> **Work to complete**
Search the material for "params" and show all lines that contain it.

> **Dataset**
---+---
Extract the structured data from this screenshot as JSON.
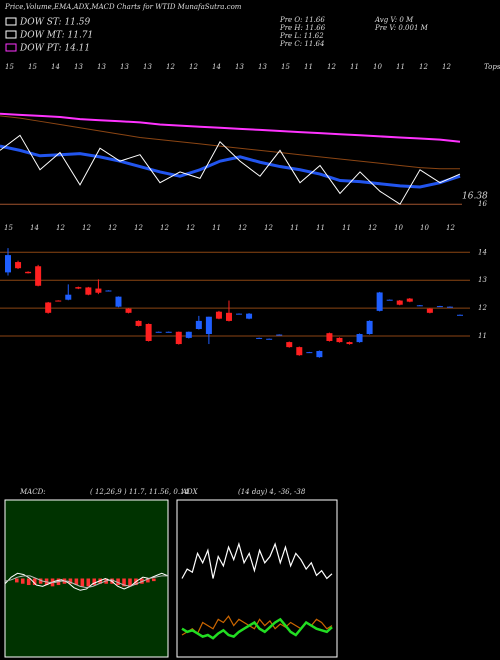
{
  "header": {
    "title": "Price,Volume,EMA,ADX,MACD Charts for WTID MunafaSutra.com"
  },
  "legend": [
    {
      "label": "DOW ST: 11.59",
      "color": "#ffffff"
    },
    {
      "label": "DOW MT: 11.71",
      "color": "#ffffff"
    },
    {
      "label": "DOW PT: 14.11",
      "color": "#ff33ff"
    }
  ],
  "stats": [
    "Pre O: 11.66",
    "Pre H: 11.66",
    "Pre L: 11.62",
    "Pre C: 11.64"
  ],
  "volume_stats": [
    "Avg V: 0 M",
    "Pre V: 0.001 M"
  ],
  "chart_data": [
    {
      "type": "line",
      "top_labels": [
        "15",
        "15",
        "14",
        "13",
        "13",
        "13",
        "13",
        "12",
        "12",
        "14",
        "13",
        "13",
        "15",
        "11",
        "12",
        "11",
        "10",
        "11",
        "12",
        "12"
      ],
      "corner_label": "Tops",
      "bottom_labels": [
        "15",
        "14",
        "12",
        "12",
        "12",
        "12",
        "12",
        "12",
        "11",
        "12",
        "12",
        "11",
        "11",
        "11",
        "12",
        "10",
        "10",
        "12"
      ],
      "last_label": "16.38",
      "level": 16,
      "ylim": [
        15.5,
        22
      ],
      "series": [
        {
          "name": "EMA long",
          "color": "#ff33ff",
          "values": [
            20.2,
            20.15,
            20.1,
            20.05,
            19.95,
            19.9,
            19.85,
            19.8,
            19.7,
            19.65,
            19.6,
            19.55,
            19.5,
            19.45,
            19.4,
            19.35,
            19.3,
            19.25,
            19.2,
            19.15,
            19.1,
            19.05,
            19.0,
            18.9
          ]
        },
        {
          "name": "EMA mid",
          "color": "#8b4513",
          "values": [
            20.1,
            20.0,
            19.85,
            19.7,
            19.55,
            19.4,
            19.25,
            19.1,
            19.0,
            18.9,
            18.8,
            18.7,
            18.6,
            18.5,
            18.4,
            18.3,
            18.2,
            18.1,
            18.0,
            17.9,
            17.8,
            17.7,
            17.65,
            17.65
          ]
        },
        {
          "name": "EMA short",
          "color": "#2255ee",
          "values": [
            18.7,
            18.5,
            18.25,
            18.3,
            18.35,
            18.2,
            18.0,
            17.75,
            17.5,
            17.3,
            17.6,
            18.0,
            18.2,
            17.95,
            17.75,
            17.6,
            17.4,
            17.1,
            17.05,
            16.95,
            16.85,
            16.8,
            17.0,
            17.3
          ]
        },
        {
          "name": "Price",
          "color": "#ffffff",
          "values": [
            18.5,
            19.2,
            17.6,
            18.4,
            16.9,
            18.6,
            18.0,
            18.3,
            17.0,
            17.5,
            17.2,
            18.9,
            18.0,
            17.3,
            18.5,
            17.0,
            17.8,
            16.5,
            17.5,
            16.6,
            16.0,
            17.6,
            17.0,
            17.4
          ]
        }
      ]
    },
    {
      "type": "candlestick",
      "yticks": [
        14,
        13,
        12,
        11
      ],
      "ylim": [
        9.6,
        14.8
      ],
      "up_color": "#1f5fff",
      "down_color": "#ff2020",
      "open": [
        13.28,
        13.65,
        13.3,
        13.5,
        12.2,
        12.27,
        12.3,
        12.75,
        12.74,
        12.7,
        12.63,
        12.05,
        11.98,
        11.54,
        11.43,
        11.15,
        11.15,
        11.15,
        10.93,
        11.25,
        11.07,
        11.87,
        11.83,
        11.8,
        11.62,
        10.93,
        10.9,
        11.05,
        10.78,
        10.6,
        10.42,
        10.24,
        11.1,
        10.93,
        10.78,
        10.78,
        11.07,
        11.9,
        12.3,
        12.27,
        12.34,
        12.1,
        11.98,
        12.07,
        12.05,
        11.76
      ],
      "high": [
        14.15,
        13.7,
        13.32,
        13.55,
        12.22,
        12.28,
        12.85,
        12.77,
        12.76,
        13.03,
        12.64,
        12.42,
        12.0,
        11.56,
        11.45,
        11.16,
        11.16,
        11.16,
        11.16,
        11.72,
        11.69,
        11.9,
        12.27,
        11.81,
        11.82,
        10.94,
        10.91,
        11.06,
        10.8,
        10.62,
        10.43,
        10.48,
        11.12,
        10.95,
        10.8,
        11.09,
        11.56,
        12.58,
        12.31,
        12.29,
        12.36,
        12.11,
        12.0,
        12.08,
        12.06,
        11.77
      ],
      "low": [
        13.17,
        13.4,
        13.24,
        12.78,
        11.8,
        12.24,
        12.28,
        12.68,
        12.46,
        12.5,
        12.62,
        12.03,
        11.81,
        11.34,
        10.8,
        11.14,
        11.14,
        10.69,
        10.91,
        11.23,
        10.71,
        11.6,
        11.52,
        11.79,
        11.6,
        10.92,
        10.89,
        11.04,
        10.58,
        10.29,
        10.41,
        10.22,
        10.8,
        10.76,
        10.69,
        10.76,
        11.05,
        11.88,
        12.29,
        12.1,
        12.21,
        12.09,
        11.81,
        12.06,
        12.04,
        11.74
      ],
      "close": [
        13.9,
        13.43,
        13.25,
        12.8,
        11.83,
        12.25,
        12.48,
        12.7,
        12.48,
        12.55,
        12.63,
        12.41,
        11.83,
        11.36,
        10.82,
        11.15,
        11.15,
        10.71,
        11.15,
        11.54,
        11.69,
        11.62,
        11.54,
        11.8,
        11.8,
        10.93,
        10.9,
        11.05,
        10.6,
        10.31,
        10.42,
        10.46,
        10.82,
        10.78,
        10.71,
        11.07,
        11.54,
        12.56,
        12.3,
        12.12,
        12.23,
        12.1,
        11.83,
        12.07,
        12.05,
        11.76
      ]
    },
    {
      "type": "macd",
      "label": "MACD:",
      "params": "( 12,26,9 ) 11.7, 11.56, 0.14",
      "bg": "#003300",
      "ylim": [
        -3,
        3
      ],
      "series": [
        {
          "name": "MACD",
          "color": "#ffffff",
          "values": [
            -0.2,
            0.05,
            0.2,
            0.15,
            0.0,
            -0.25,
            -0.3,
            -0.2,
            -0.1,
            -0.05,
            -0.15,
            -0.35,
            -0.45,
            -0.4,
            -0.2,
            -0.1,
            0.0,
            -0.1,
            -0.3,
            -0.4,
            -0.3,
            -0.1,
            0.05,
            0.0,
            0.1,
            0.2,
            0.1
          ]
        },
        {
          "name": "Signal",
          "color": "#bbbbbb",
          "values": [
            -0.1,
            -0.05,
            0.05,
            0.1,
            0.1,
            0.0,
            -0.1,
            -0.15,
            -0.15,
            -0.1,
            -0.1,
            -0.2,
            -0.3,
            -0.35,
            -0.3,
            -0.2,
            -0.1,
            -0.05,
            -0.15,
            -0.25,
            -0.3,
            -0.2,
            -0.1,
            0.0,
            0.05,
            0.1,
            0.1
          ]
        }
      ],
      "histogram": [
        -0.15,
        -0.2,
        -0.25,
        -0.25,
        -0.2,
        -0.25,
        -0.3,
        -0.25,
        -0.2,
        -0.2,
        -0.25,
        -0.3,
        -0.3,
        -0.25,
        -0.2,
        -0.2,
        -0.2,
        -0.25,
        -0.3,
        -0.3,
        -0.25,
        -0.2,
        -0.15,
        -0.1
      ],
      "hist_color": "#ff3333"
    },
    {
      "type": "adx",
      "label": "ADX",
      "params": "(14 day) 4, -36, -38",
      "ylim": [
        0,
        100
      ],
      "series": [
        {
          "name": "+DI",
          "color": "#ffffff",
          "values": [
            50,
            56,
            54,
            66,
            60,
            68,
            50,
            64,
            58,
            70,
            62,
            72,
            60,
            66,
            55,
            68,
            60,
            64,
            72,
            60,
            70,
            58,
            66,
            62,
            56,
            60,
            52,
            55,
            50,
            53
          ]
        },
        {
          "name": "-DI",
          "color": "#cc6600",
          "values": [
            14,
            16,
            18,
            15,
            22,
            20,
            18,
            24,
            22,
            26,
            20,
            24,
            22,
            20,
            18,
            24,
            20,
            23,
            18,
            21,
            19,
            22,
            20,
            18,
            22,
            20,
            24,
            22,
            18,
            20
          ]
        },
        {
          "name": "ADX",
          "color": "#22dd22",
          "values": [
            18,
            16,
            17,
            15,
            13,
            14,
            12,
            15,
            17,
            14,
            13,
            16,
            18,
            20,
            22,
            18,
            16,
            19,
            22,
            24,
            20,
            16,
            14,
            18,
            22,
            20,
            18,
            17,
            16,
            19
          ]
        }
      ]
    }
  ]
}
---+---
> **Written solution**
      "params": "( 12,26,9 ) 11.7, 11.56, 0.14",
      "params": "(14 day) 4, -36, -38",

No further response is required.